● **Task statement**:
Exclude the pictures and reproduce the remaining data exactly as written.

● **Records for this task**:
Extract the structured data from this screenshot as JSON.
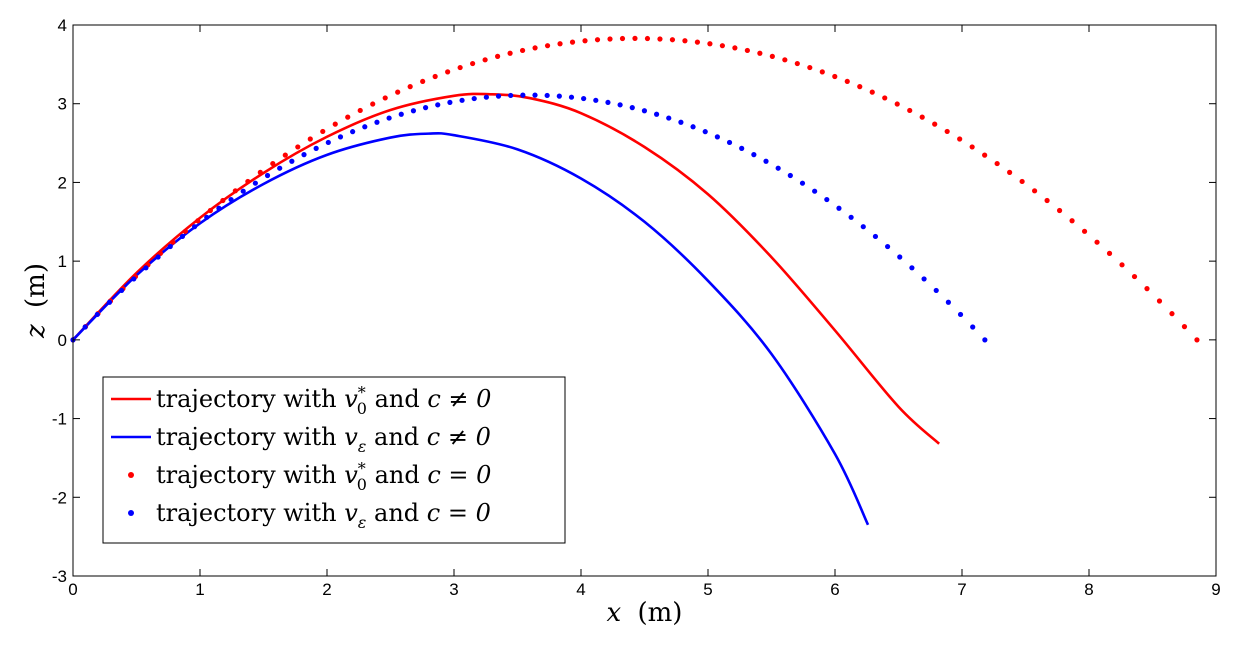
{
  "chart_data": {
    "type": "line",
    "xlabel": {
      "var": "x",
      "unit": "(m)"
    },
    "ylabel": {
      "var": "z",
      "unit": "(m)"
    },
    "xlim": [
      0,
      9
    ],
    "ylim": [
      -3,
      4
    ],
    "xticks": [
      "0",
      "1",
      "2",
      "3",
      "4",
      "5",
      "6",
      "7",
      "8",
      "9"
    ],
    "yticks": [
      "-3",
      "-2",
      "-1",
      "0",
      "1",
      "2",
      "3",
      "4"
    ],
    "grid": false,
    "legend_position": "lower-left",
    "series": [
      {
        "name": "trajectory with v0* and c ≠ 0",
        "legend": {
          "pre": "trajectory with ",
          "var": "v",
          "sub": "0",
          "sup": "*",
          "mid": " and ",
          "cond": "c ≠ 0"
        },
        "style": "line",
        "color": "#ff0000",
        "x": [
          0,
          0.5,
          1.0,
          1.5,
          2.0,
          2.5,
          3.0,
          3.3,
          3.6,
          4.0,
          4.5,
          5.0,
          5.5,
          6.0,
          6.5,
          6.82
        ],
        "y": [
          0,
          0.85,
          1.55,
          2.12,
          2.58,
          2.92,
          3.1,
          3.12,
          3.07,
          2.88,
          2.45,
          1.85,
          1.05,
          0.12,
          -0.85,
          -1.32
        ]
      },
      {
        "name": "trajectory with vε and c ≠ 0",
        "legend": {
          "pre": "trajectory with ",
          "var": "v",
          "sub": "ε",
          "sup": "",
          "mid": " and ",
          "cond": "c ≠ 0"
        },
        "style": "line",
        "color": "#0000ff",
        "x": [
          0,
          0.5,
          1.0,
          1.5,
          2.0,
          2.5,
          2.8,
          3.0,
          3.5,
          4.0,
          4.5,
          5.0,
          5.5,
          6.0,
          6.26
        ],
        "y": [
          0,
          0.82,
          1.48,
          1.98,
          2.35,
          2.57,
          2.62,
          2.6,
          2.42,
          2.05,
          1.5,
          0.75,
          -0.18,
          -1.45,
          -2.35
        ]
      },
      {
        "name": "trajectory with v0* and c = 0",
        "legend": {
          "pre": "trajectory with ",
          "var": "v",
          "sub": "0",
          "sup": "*",
          "mid": " and ",
          "cond": "c = 0"
        },
        "style": "markers",
        "color": "#ff0000",
        "vertex_x": 4.425,
        "peak": 3.83,
        "range": 8.85,
        "count": 90
      },
      {
        "name": "trajectory with vε and c = 0",
        "legend": {
          "pre": "trajectory with ",
          "var": "v",
          "sub": "ε",
          "sup": "",
          "mid": " and ",
          "cond": "c = 0"
        },
        "style": "markers",
        "color": "#0000ff",
        "vertex_x": 3.59,
        "peak": 3.11,
        "range": 7.18,
        "count": 75
      }
    ]
  }
}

● **Full solution**:
Extract the structured data from this screenshot as JSON.
{
  "chart_data": {
    "type": "line",
    "xlabel": {
      "var": "x",
      "unit": "(m)"
    },
    "ylabel": {
      "var": "z",
      "unit": "(m)"
    },
    "xlim": [
      0,
      9
    ],
    "ylim": [
      -3,
      4
    ],
    "xticks": [
      "0",
      "1",
      "2",
      "3",
      "4",
      "5",
      "6",
      "7",
      "8",
      "9"
    ],
    "yticks": [
      "-3",
      "-2",
      "-1",
      "0",
      "1",
      "2",
      "3",
      "4"
    ],
    "grid": false,
    "legend_position": "lower-left",
    "series": [
      {
        "name": "trajectory with v0* and c ≠ 0",
        "legend": {
          "pre": "trajectory with ",
          "var": "v",
          "sub": "0",
          "sup": "*",
          "mid": " and ",
          "cond": "c ≠ 0"
        },
        "style": "line",
        "color": "#ff0000",
        "x": [
          0,
          0.5,
          1.0,
          1.5,
          2.0,
          2.5,
          3.0,
          3.3,
          3.6,
          4.0,
          4.5,
          5.0,
          5.5,
          6.0,
          6.5,
          6.82
        ],
        "y": [
          0,
          0.85,
          1.55,
          2.12,
          2.58,
          2.92,
          3.1,
          3.12,
          3.07,
          2.88,
          2.45,
          1.85,
          1.05,
          0.12,
          -0.85,
          -1.32
        ]
      },
      {
        "name": "trajectory with vε and c ≠ 0",
        "legend": {
          "pre": "trajectory with ",
          "var": "v",
          "sub": "ε",
          "sup": "",
          "mid": " and ",
          "cond": "c ≠ 0"
        },
        "style": "line",
        "color": "#0000ff",
        "x": [
          0,
          0.5,
          1.0,
          1.5,
          2.0,
          2.5,
          2.8,
          3.0,
          3.5,
          4.0,
          4.5,
          5.0,
          5.5,
          6.0,
          6.26
        ],
        "y": [
          0,
          0.82,
          1.48,
          1.98,
          2.35,
          2.57,
          2.62,
          2.6,
          2.42,
          2.05,
          1.5,
          0.75,
          -0.18,
          -1.45,
          -2.35
        ]
      },
      {
        "name": "trajectory with v0* and c = 0",
        "legend": {
          "pre": "trajectory with ",
          "var": "v",
          "sub": "0",
          "sup": "*",
          "mid": " and ",
          "cond": "c = 0"
        },
        "style": "markers",
        "color": "#ff0000",
        "vertex_x": 4.425,
        "peak": 3.83,
        "range": 8.85,
        "count": 90
      },
      {
        "name": "trajectory with vε and c = 0",
        "legend": {
          "pre": "trajectory with ",
          "var": "v",
          "sub": "ε",
          "sup": "",
          "mid": " and ",
          "cond": "c = 0"
        },
        "style": "markers",
        "color": "#0000ff",
        "vertex_x": 3.59,
        "peak": 3.11,
        "range": 7.18,
        "count": 75
      }
    ]
  }
}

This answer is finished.